**Problem details:** Go through the listing below and gather every line with the word "durch".

[Working data start]

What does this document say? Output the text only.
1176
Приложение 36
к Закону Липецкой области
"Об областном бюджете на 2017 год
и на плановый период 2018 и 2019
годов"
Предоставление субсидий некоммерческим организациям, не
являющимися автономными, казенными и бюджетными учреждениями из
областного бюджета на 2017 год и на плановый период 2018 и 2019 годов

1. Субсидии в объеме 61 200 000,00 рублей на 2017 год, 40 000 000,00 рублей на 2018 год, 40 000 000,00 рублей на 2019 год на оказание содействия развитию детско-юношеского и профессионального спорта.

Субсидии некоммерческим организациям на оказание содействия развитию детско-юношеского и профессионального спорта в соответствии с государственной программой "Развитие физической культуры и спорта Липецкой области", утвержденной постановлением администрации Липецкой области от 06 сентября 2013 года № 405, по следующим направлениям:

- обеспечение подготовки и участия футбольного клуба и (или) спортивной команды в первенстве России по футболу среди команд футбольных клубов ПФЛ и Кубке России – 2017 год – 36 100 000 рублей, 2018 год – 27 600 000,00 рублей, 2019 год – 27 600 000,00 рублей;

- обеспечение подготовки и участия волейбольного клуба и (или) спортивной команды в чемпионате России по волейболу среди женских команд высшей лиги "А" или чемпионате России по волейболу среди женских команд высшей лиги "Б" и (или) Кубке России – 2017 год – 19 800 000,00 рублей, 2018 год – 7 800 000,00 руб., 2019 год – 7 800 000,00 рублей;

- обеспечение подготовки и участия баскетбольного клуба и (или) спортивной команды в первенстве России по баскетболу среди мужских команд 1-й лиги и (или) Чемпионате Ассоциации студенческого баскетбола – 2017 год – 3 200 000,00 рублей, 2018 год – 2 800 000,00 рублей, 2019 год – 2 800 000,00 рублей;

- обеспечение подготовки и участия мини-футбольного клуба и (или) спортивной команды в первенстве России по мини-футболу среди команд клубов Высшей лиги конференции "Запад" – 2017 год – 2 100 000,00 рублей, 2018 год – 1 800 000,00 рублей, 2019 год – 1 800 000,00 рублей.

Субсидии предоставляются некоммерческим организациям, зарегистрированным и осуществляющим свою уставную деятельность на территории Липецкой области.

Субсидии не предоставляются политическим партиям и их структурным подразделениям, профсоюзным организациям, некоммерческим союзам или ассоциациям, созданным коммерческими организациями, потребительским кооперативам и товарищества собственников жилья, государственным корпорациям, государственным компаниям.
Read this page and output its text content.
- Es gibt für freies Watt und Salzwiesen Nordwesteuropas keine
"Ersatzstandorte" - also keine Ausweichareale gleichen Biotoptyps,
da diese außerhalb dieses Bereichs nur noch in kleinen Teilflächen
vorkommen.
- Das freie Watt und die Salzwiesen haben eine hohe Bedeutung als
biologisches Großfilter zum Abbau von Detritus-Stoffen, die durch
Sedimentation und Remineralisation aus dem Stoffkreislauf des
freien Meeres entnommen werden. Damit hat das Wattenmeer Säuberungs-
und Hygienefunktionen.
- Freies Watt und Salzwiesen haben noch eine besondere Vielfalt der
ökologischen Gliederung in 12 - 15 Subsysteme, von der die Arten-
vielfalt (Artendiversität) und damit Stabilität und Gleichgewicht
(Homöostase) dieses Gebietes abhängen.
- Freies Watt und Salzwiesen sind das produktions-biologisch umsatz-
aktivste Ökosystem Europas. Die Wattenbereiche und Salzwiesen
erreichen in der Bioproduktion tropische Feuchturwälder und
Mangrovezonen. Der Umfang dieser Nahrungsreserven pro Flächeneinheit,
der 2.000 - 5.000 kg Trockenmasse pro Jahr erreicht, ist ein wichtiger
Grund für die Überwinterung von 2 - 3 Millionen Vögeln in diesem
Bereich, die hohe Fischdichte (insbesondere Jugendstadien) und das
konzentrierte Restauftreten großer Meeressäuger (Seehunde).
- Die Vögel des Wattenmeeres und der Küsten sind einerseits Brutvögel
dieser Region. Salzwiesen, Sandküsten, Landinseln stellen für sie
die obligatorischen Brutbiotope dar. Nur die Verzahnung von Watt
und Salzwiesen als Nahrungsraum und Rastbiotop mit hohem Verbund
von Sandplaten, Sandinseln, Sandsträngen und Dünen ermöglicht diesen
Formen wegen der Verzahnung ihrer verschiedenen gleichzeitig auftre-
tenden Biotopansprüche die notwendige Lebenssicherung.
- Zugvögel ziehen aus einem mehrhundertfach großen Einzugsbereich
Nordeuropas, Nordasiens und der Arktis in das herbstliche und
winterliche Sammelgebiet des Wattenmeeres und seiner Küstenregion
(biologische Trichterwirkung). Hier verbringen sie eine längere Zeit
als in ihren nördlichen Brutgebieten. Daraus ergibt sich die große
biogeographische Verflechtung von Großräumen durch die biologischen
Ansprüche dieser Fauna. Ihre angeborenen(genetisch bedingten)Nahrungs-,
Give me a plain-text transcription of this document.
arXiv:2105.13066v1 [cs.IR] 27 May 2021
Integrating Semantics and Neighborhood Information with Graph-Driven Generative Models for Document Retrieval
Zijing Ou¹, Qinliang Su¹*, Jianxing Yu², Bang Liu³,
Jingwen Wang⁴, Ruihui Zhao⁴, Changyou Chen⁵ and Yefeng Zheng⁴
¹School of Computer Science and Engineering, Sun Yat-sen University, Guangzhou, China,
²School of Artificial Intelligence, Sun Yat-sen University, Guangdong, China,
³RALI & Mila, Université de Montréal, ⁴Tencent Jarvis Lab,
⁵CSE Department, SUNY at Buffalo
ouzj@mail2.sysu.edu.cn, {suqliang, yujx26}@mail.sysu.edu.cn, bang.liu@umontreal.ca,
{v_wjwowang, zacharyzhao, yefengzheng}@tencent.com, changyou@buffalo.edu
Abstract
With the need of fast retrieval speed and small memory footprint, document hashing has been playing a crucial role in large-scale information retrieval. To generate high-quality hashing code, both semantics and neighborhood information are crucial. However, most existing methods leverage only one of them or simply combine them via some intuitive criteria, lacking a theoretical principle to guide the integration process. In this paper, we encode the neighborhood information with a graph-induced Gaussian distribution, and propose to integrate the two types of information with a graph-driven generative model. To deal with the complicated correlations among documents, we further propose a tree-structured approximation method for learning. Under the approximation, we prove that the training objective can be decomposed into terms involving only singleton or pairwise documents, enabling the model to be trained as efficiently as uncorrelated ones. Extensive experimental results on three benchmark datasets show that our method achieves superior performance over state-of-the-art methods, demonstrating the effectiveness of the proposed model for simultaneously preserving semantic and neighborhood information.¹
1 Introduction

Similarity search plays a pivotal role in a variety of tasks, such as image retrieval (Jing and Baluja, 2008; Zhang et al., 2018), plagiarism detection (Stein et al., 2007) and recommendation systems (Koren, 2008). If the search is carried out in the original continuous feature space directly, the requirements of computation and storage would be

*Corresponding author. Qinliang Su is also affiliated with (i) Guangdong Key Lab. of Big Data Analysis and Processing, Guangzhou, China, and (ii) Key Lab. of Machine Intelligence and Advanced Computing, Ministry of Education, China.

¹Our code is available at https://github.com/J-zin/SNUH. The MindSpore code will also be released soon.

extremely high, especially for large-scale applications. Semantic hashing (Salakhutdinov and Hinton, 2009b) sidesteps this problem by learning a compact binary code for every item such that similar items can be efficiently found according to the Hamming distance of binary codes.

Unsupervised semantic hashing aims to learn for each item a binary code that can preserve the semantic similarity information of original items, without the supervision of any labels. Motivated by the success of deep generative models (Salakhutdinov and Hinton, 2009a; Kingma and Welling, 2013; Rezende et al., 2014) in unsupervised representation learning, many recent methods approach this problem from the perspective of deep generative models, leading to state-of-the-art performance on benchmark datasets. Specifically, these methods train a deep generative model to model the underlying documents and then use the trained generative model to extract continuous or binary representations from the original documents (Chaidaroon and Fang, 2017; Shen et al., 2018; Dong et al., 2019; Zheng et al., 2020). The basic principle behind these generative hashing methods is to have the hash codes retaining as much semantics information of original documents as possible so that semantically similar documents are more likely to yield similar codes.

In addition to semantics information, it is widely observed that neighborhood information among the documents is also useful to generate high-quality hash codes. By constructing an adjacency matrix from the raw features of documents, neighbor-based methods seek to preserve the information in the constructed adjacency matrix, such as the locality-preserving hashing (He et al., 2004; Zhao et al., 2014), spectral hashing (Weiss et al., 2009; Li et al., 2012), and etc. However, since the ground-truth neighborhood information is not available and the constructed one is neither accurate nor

[Working data end]

**Answer in full:**
biologisches Großfilter zum Abbau von Detritus-Stoffen, die durch
biogeographische Verflechtung von Großräumen durch die biologischen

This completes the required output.